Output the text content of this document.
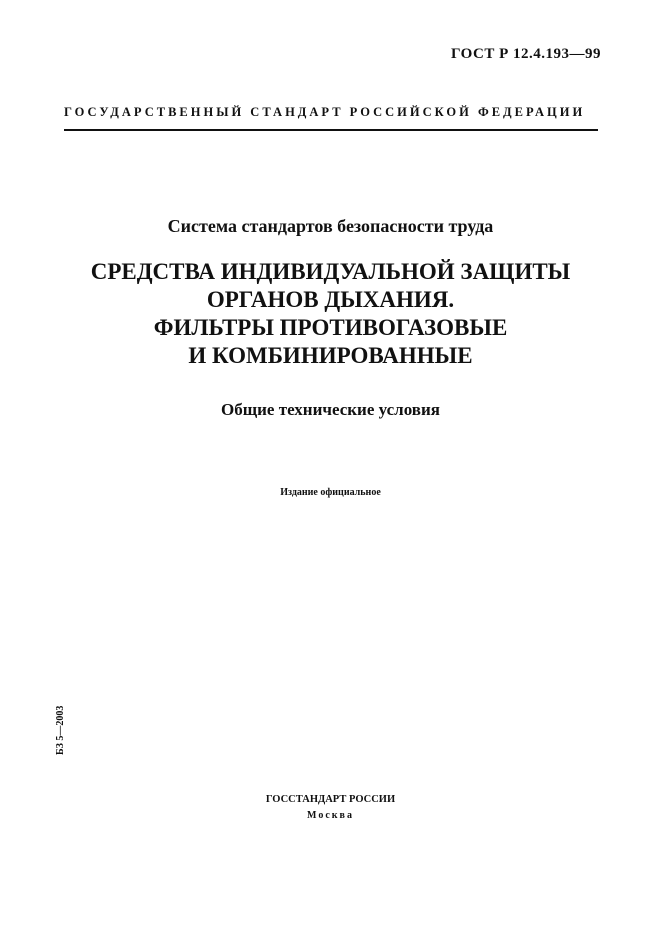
ГОСТ Р 12.4.193—99
ГОСУДАРСТВЕННЫЙ СТАНДАРТ РОССИЙСКОЙ ФЕДЕРАЦИИ
Система стандартов безопасности труда
СРЕДСТВА ИНДИВИДУАЛЬНОЙ ЗАЩИТЫ
ОРГАНОВ ДЫХАНИЯ.
ФИЛЬТРЫ ПРОТИВОГАЗОВЫЕ
И КОМБИНИРОВАННЫЕ
Общие технические условия
Издание официальное
БЗ 5—2003
ГОССТАНДАРТ РОССИИ
Москва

------------------------------------------------

__The task__:
Write out the listing above again, exactly, but with no pictures in the copy.

__Answer to the task__:
Output the text content of this document.
ГОСТ Р 12.4.193—99
ГОСУДАРСТВЕННЫЙ СТАНДАРТ РОССИЙСКОЙ ФЕДЕРАЦИИ
Система стандартов безопасности труда
СРЕДСТВА ИНДИВИДУАЛЬНОЙ ЗАЩИТЫ
ОРГАНОВ ДЫХАНИЯ.
ФИЛЬТРЫ ПРОТИВОГАЗОВЫЕ
И КОМБИНИРОВАННЫЕ
Общие технические условия
Издание официальное
БЗ 5—2003
ГОССТАНДАРТ РОССИИ
Москва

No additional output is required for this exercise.